-------- Data for the task --------
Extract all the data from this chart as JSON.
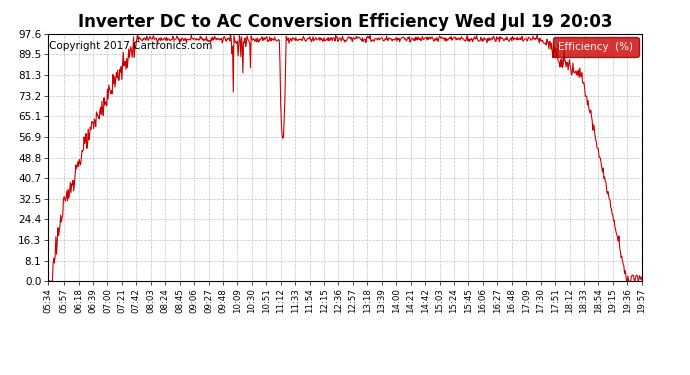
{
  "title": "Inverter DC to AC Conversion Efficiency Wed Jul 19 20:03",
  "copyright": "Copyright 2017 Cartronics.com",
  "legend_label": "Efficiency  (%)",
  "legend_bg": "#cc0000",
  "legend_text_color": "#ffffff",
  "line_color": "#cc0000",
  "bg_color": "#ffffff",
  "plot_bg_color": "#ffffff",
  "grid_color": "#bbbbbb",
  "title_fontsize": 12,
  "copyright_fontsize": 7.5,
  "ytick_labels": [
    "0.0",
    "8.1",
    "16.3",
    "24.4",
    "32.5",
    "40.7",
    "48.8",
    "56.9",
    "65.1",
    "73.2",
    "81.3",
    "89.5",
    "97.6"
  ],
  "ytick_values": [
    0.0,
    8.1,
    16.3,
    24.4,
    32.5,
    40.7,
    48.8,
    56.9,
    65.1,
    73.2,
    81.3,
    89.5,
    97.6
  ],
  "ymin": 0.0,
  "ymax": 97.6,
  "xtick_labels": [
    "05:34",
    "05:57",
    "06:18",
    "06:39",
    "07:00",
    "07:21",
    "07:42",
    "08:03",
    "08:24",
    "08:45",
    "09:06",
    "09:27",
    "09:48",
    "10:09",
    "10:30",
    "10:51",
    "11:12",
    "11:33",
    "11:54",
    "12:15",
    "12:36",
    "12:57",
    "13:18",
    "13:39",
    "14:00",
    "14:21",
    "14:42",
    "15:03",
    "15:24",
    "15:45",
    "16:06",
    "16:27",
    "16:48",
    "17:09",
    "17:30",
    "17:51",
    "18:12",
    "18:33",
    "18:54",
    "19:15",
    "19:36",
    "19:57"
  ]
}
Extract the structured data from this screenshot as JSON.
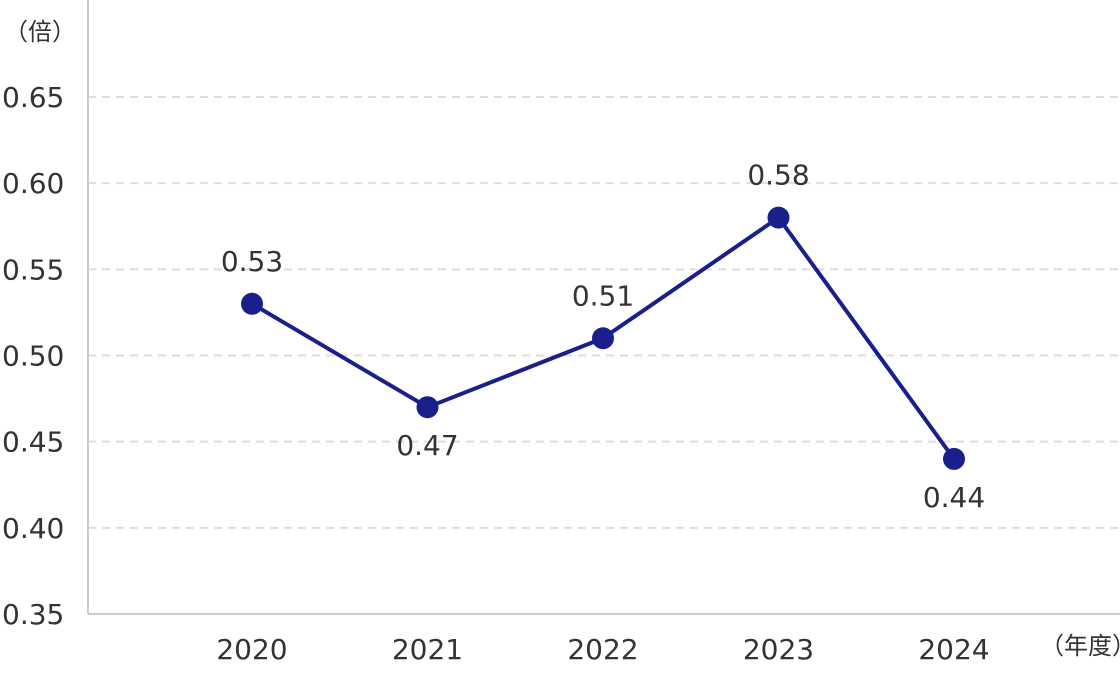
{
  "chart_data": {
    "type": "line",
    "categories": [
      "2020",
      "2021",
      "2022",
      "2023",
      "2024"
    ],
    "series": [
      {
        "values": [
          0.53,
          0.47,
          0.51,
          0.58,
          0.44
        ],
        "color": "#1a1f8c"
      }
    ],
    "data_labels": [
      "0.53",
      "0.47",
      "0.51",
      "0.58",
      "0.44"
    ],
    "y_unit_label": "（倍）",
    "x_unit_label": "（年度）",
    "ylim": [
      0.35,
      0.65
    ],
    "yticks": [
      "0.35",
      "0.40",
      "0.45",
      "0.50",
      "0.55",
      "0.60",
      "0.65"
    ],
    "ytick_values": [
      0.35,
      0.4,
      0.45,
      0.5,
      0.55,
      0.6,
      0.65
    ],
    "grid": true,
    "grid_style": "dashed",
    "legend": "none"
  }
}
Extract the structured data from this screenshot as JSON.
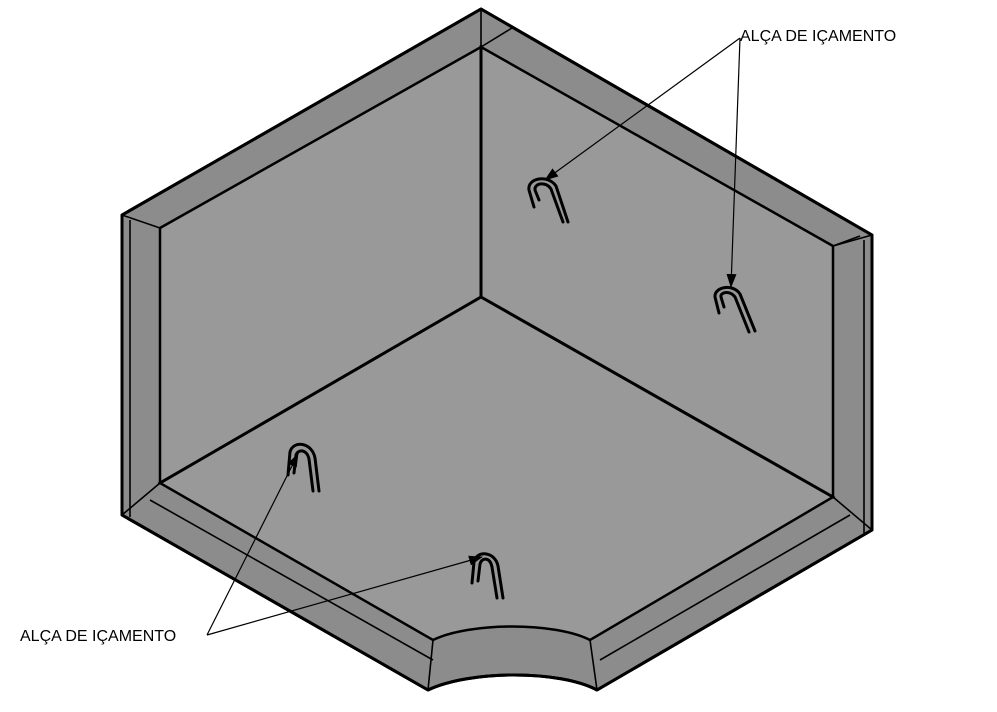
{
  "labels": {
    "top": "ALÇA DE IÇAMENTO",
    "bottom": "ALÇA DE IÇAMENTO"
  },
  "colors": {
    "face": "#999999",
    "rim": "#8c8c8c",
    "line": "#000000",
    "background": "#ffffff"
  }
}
--------
What you need to do:
Transcribe the whole listing, character for character, but not its images.

Exercise response:
Extract all the data from this chart as JSON.
{
  "title": "Inverter DC to AC Conversion Efficiency Wed Jul 19 20:03",
  "copyright": "Copyright 2017 Cartronics.com",
  "legend_label": "Efficiency  (%)",
  "legend_bg": "#cc0000",
  "legend_text_color": "#ffffff",
  "line_color": "#cc0000",
  "bg_color": "#ffffff",
  "plot_bg_color": "#ffffff",
  "grid_color": "#bbbbbb",
  "title_fontsize": 12,
  "copyright_fontsize": 7.5,
  "ytick_labels": [
    "0.0",
    "8.1",
    "16.3",
    "24.4",
    "32.5",
    "40.7",
    "48.8",
    "56.9",
    "65.1",
    "73.2",
    "81.3",
    "89.5",
    "97.6"
  ],
  "ytick_values": [
    0.0,
    8.1,
    16.3,
    24.4,
    32.5,
    40.7,
    48.8,
    56.9,
    65.1,
    73.2,
    81.3,
    89.5,
    97.6
  ],
  "ymin": 0.0,
  "ymax": 97.6,
  "xtick_labels": [
    "05:34",
    "05:57",
    "06:18",
    "06:39",
    "07:00",
    "07:21",
    "07:42",
    "08:03",
    "08:24",
    "08:45",
    "09:06",
    "09:27",
    "09:48",
    "10:09",
    "10:30",
    "10:51",
    "11:12",
    "11:33",
    "11:54",
    "12:15",
    "12:36",
    "12:57",
    "13:18",
    "13:39",
    "14:00",
    "14:21",
    "14:42",
    "15:03",
    "15:24",
    "15:45",
    "16:06",
    "16:27",
    "16:48",
    "17:09",
    "17:30",
    "17:51",
    "18:12",
    "18:33",
    "18:54",
    "19:15",
    "19:36",
    "19:57"
  ]
}
Extract the structured data from this screenshot as JSON.
{
  "chart_data": {
    "type": "line",
    "categories": [
      "2020",
      "2021",
      "2022",
      "2023",
      "2024"
    ],
    "series": [
      {
        "values": [
          0.53,
          0.47,
          0.51,
          0.58,
          0.44
        ],
        "color": "#1a1f8c"
      }
    ],
    "data_labels": [
      "0.53",
      "0.47",
      "0.51",
      "0.58",
      "0.44"
    ],
    "y_unit_label": "（倍）",
    "x_unit_label": "（年度）",
    "ylim": [
      0.35,
      0.65
    ],
    "yticks": [
      "0.35",
      "0.40",
      "0.45",
      "0.50",
      "0.55",
      "0.60",
      "0.65"
    ],
    "ytick_values": [
      0.35,
      0.4,
      0.45,
      0.5,
      0.55,
      0.6,
      0.65
    ],
    "grid": true,
    "grid_style": "dashed",
    "legend": "none"
  }
}
Extract the structured data from this screenshot as JSON.
{
  "labels": {
    "top": "ALÇA DE IÇAMENTO",
    "bottom": "ALÇA DE IÇAMENTO"
  },
  "colors": {
    "face": "#999999",
    "rim": "#8c8c8c",
    "line": "#000000",
    "background": "#ffffff"
  }
}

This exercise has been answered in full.